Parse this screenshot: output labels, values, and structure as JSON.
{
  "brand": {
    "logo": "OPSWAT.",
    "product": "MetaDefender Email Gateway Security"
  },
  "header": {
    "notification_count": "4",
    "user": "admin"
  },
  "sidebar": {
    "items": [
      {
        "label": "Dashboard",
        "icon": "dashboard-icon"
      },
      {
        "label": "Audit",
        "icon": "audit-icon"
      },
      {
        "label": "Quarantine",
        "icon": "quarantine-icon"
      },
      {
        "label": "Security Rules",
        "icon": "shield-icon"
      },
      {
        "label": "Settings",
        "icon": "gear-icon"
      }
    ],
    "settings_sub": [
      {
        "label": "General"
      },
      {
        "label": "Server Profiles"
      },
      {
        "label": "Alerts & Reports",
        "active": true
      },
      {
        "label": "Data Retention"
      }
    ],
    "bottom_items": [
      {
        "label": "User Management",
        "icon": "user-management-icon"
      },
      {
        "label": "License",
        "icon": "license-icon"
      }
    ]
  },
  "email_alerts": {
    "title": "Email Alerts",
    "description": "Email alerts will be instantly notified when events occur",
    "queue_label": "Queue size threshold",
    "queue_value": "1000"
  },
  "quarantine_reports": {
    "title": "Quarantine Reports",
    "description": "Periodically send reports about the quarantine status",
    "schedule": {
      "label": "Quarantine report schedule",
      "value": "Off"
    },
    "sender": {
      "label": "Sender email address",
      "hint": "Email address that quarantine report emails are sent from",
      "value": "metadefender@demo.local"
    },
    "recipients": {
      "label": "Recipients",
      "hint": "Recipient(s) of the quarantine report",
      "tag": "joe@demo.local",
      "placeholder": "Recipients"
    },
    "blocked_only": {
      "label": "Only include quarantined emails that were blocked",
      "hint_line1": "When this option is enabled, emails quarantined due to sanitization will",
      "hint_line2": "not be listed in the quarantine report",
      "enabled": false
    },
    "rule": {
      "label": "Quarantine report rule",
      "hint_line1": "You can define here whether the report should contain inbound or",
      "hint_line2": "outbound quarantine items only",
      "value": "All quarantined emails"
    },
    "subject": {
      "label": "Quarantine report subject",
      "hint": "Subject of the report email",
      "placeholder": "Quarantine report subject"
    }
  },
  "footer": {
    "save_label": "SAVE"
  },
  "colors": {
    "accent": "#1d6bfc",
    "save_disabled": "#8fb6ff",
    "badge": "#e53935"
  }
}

::::

#### Task statement:
Extract each line holding the string "placeholder".

#### Exercise solution:
      "placeholder": "Recipients"
      "placeholder": "Quarantine report subject"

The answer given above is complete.